Task to carry out
Lines containing the word "data" need to be counted. Please reply with how many there are, and nothing else.

Task inputs
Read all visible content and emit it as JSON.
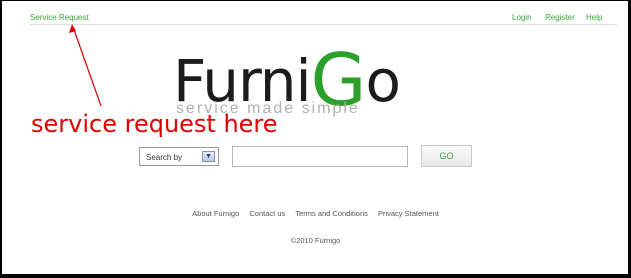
{
  "top_nav": {
    "service_request": "Service Request",
    "login": "Login",
    "register": "Register",
    "help": "Help"
  },
  "logo": {
    "word_prefix": "Furni",
    "word_g": "G",
    "word_suffix": "o",
    "tagline": "service made simple"
  },
  "annotation": {
    "text": "service request here"
  },
  "search": {
    "select_value": "Search by",
    "input_value": "",
    "go_label": "GO"
  },
  "footer": {
    "links": [
      "About Furnigo",
      "Contact us",
      "Terms and Conditions",
      "Privacy Statement"
    ],
    "copyright": "©2010 Furnigo"
  },
  "colors": {
    "brand_green": "#3aa83a",
    "annotation_red": "#e00000"
  }
}
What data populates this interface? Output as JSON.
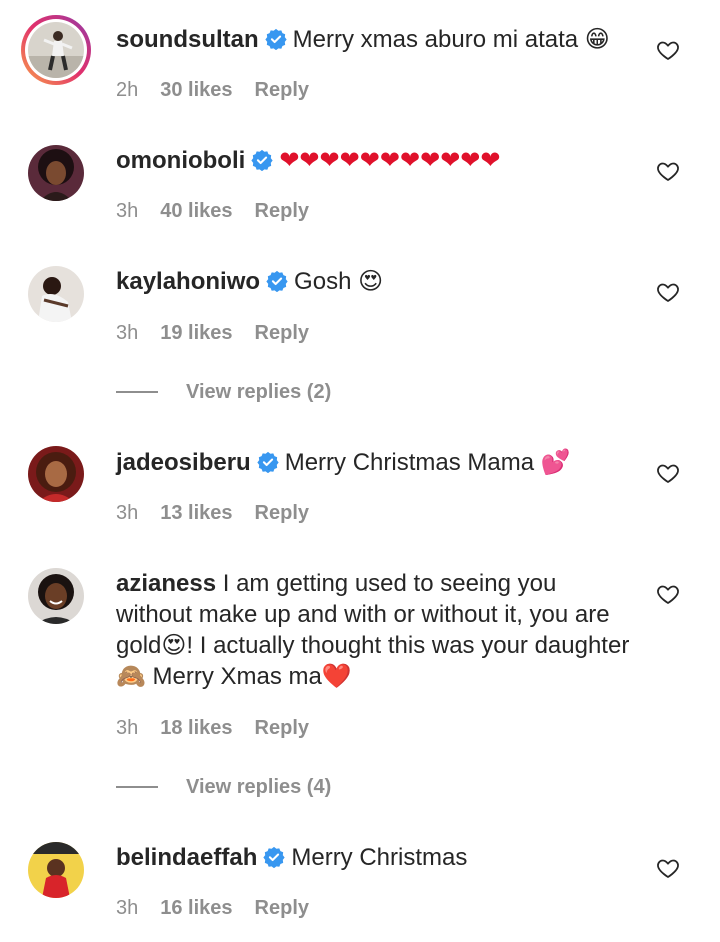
{
  "comments": [
    {
      "username": "soundsultan",
      "text": "Merry xmas aburo mi atata 😁",
      "time": "2h",
      "likes": "30 likes",
      "reply": "Reply",
      "verified": true,
      "story_ring": true
    },
    {
      "username": "omonioboli",
      "text": "❤❤❤❤❤❤❤❤❤❤❤",
      "time": "3h",
      "likes": "40 likes",
      "reply": "Reply",
      "verified": true
    },
    {
      "username": "kaylahoniwo",
      "text": "Gosh 😍",
      "time": "3h",
      "likes": "19 likes",
      "reply": "Reply",
      "verified": true,
      "view_replies": "View replies (2)"
    },
    {
      "username": "jadeosiberu",
      "text": "Merry Christmas Mama 💕",
      "time": "3h",
      "likes": "13 likes",
      "reply": "Reply",
      "verified": true
    },
    {
      "username": "azianess",
      "text": "I am getting used to seeing you without make up and with or without it, you are gold😍! I actually thought this was your daughter🙈 Merry Xmas ma❤️",
      "time": "3h",
      "likes": "18 likes",
      "reply": "Reply",
      "verified": false,
      "view_replies": "View replies (4)"
    },
    {
      "username": "belindaeffah",
      "text": "Merry Christmas",
      "time": "3h",
      "likes": "16 likes",
      "reply": "Reply",
      "verified": true
    }
  ],
  "colors": {
    "text": "#262626",
    "muted": "#8e8e8e",
    "verified_blue": "#3897f0",
    "heart_red": "#e0112b"
  },
  "icons": {
    "verified": "verified-badge-icon",
    "like": "heart-outline-icon"
  }
}
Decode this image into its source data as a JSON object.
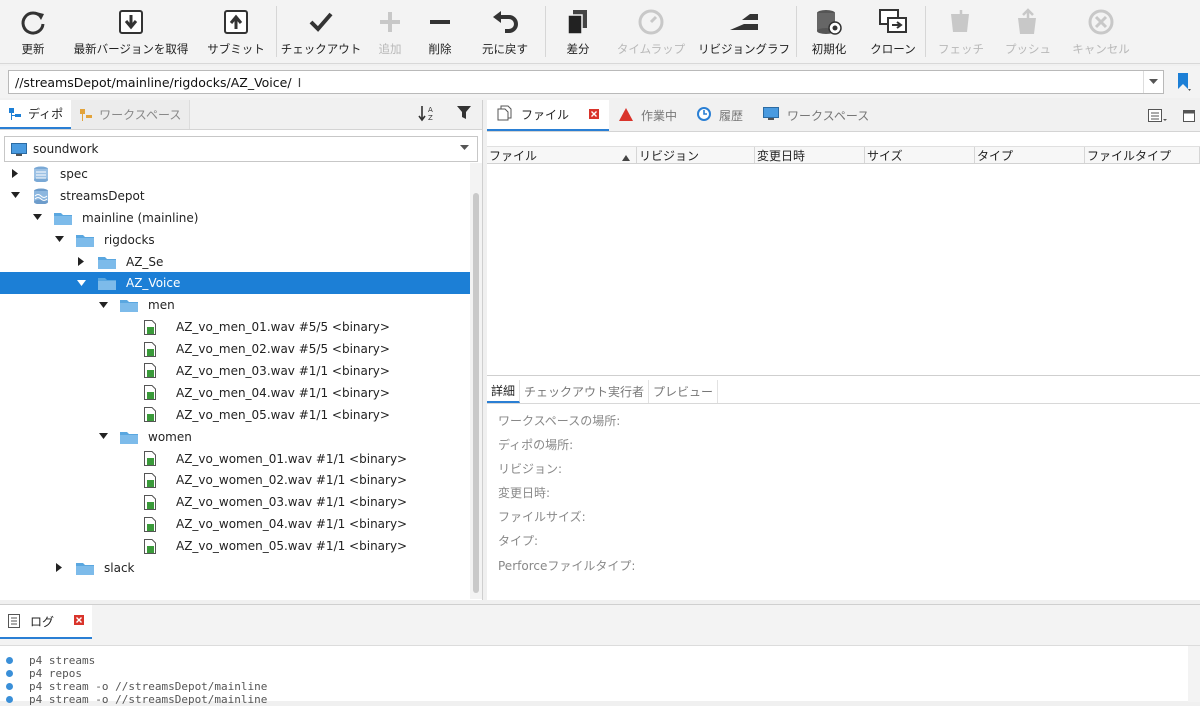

Worked solution
2